Write the material out again in full, word for word. Do not include the pictures.

# Start of Provided information

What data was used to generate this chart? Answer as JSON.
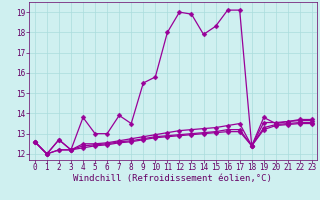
{
  "xlabel": "Windchill (Refroidissement éolien,°C)",
  "bg_color": "#cff0f0",
  "grid_color": "#aadddd",
  "line_color": "#990099",
  "xlim": [
    -0.5,
    23.4
  ],
  "ylim": [
    11.7,
    19.5
  ],
  "xticks": [
    0,
    1,
    2,
    3,
    4,
    5,
    6,
    7,
    8,
    9,
    10,
    11,
    12,
    13,
    14,
    15,
    16,
    17,
    18,
    19,
    20,
    21,
    22,
    23
  ],
  "yticks": [
    12,
    13,
    14,
    15,
    16,
    17,
    18,
    19
  ],
  "series": [
    [
      12.6,
      12.0,
      12.7,
      12.2,
      13.8,
      13.0,
      13.0,
      13.9,
      13.5,
      15.5,
      15.8,
      18.0,
      19.0,
      18.9,
      17.9,
      18.3,
      19.1,
      19.1,
      12.4,
      13.8,
      13.5,
      13.6,
      13.7,
      13.7
    ],
    [
      12.6,
      12.0,
      12.7,
      12.2,
      12.5,
      12.5,
      12.55,
      12.65,
      12.75,
      12.85,
      12.95,
      13.05,
      13.15,
      13.2,
      13.25,
      13.3,
      13.4,
      13.5,
      12.4,
      13.55,
      13.55,
      13.6,
      13.65,
      13.65
    ],
    [
      12.6,
      12.0,
      12.2,
      12.2,
      12.4,
      12.45,
      12.5,
      12.6,
      12.65,
      12.75,
      12.85,
      12.9,
      12.95,
      13.0,
      13.05,
      13.1,
      13.2,
      13.2,
      12.4,
      13.3,
      13.45,
      13.5,
      13.55,
      13.55
    ],
    [
      12.6,
      12.0,
      12.2,
      12.2,
      12.3,
      12.4,
      12.45,
      12.55,
      12.6,
      12.7,
      12.8,
      12.85,
      12.9,
      12.95,
      13.0,
      13.05,
      13.1,
      13.1,
      12.4,
      13.2,
      13.4,
      13.45,
      13.5,
      13.5
    ]
  ],
  "marker": "D",
  "marker_size": 2.5,
  "linewidth": 0.9,
  "font_color": "#660066",
  "tick_fontsize": 5.5,
  "label_fontsize": 6.5
}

# End of Provided information

Written response:
What data was used to generate this chart? Answer as JSON.
{
  "xlabel": "Windchill (Refroidissement éolien,°C)",
  "bg_color": "#cff0f0",
  "grid_color": "#aadddd",
  "line_color": "#990099",
  "xlim": [
    -0.5,
    23.4
  ],
  "ylim": [
    11.7,
    19.5
  ],
  "xticks": [
    0,
    1,
    2,
    3,
    4,
    5,
    6,
    7,
    8,
    9,
    10,
    11,
    12,
    13,
    14,
    15,
    16,
    17,
    18,
    19,
    20,
    21,
    22,
    23
  ],
  "yticks": [
    12,
    13,
    14,
    15,
    16,
    17,
    18,
    19
  ],
  "series": [
    [
      12.6,
      12.0,
      12.7,
      12.2,
      13.8,
      13.0,
      13.0,
      13.9,
      13.5,
      15.5,
      15.8,
      18.0,
      19.0,
      18.9,
      17.9,
      18.3,
      19.1,
      19.1,
      12.4,
      13.8,
      13.5,
      13.6,
      13.7,
      13.7
    ],
    [
      12.6,
      12.0,
      12.7,
      12.2,
      12.5,
      12.5,
      12.55,
      12.65,
      12.75,
      12.85,
      12.95,
      13.05,
      13.15,
      13.2,
      13.25,
      13.3,
      13.4,
      13.5,
      12.4,
      13.55,
      13.55,
      13.6,
      13.65,
      13.65
    ],
    [
      12.6,
      12.0,
      12.2,
      12.2,
      12.4,
      12.45,
      12.5,
      12.6,
      12.65,
      12.75,
      12.85,
      12.9,
      12.95,
      13.0,
      13.05,
      13.1,
      13.2,
      13.2,
      12.4,
      13.3,
      13.45,
      13.5,
      13.55,
      13.55
    ],
    [
      12.6,
      12.0,
      12.2,
      12.2,
      12.3,
      12.4,
      12.45,
      12.55,
      12.6,
      12.7,
      12.8,
      12.85,
      12.9,
      12.95,
      13.0,
      13.05,
      13.1,
      13.1,
      12.4,
      13.2,
      13.4,
      13.45,
      13.5,
      13.5
    ]
  ],
  "marker": "D",
  "marker_size": 2.5,
  "linewidth": 0.9,
  "font_color": "#660066",
  "tick_fontsize": 5.5,
  "label_fontsize": 6.5
}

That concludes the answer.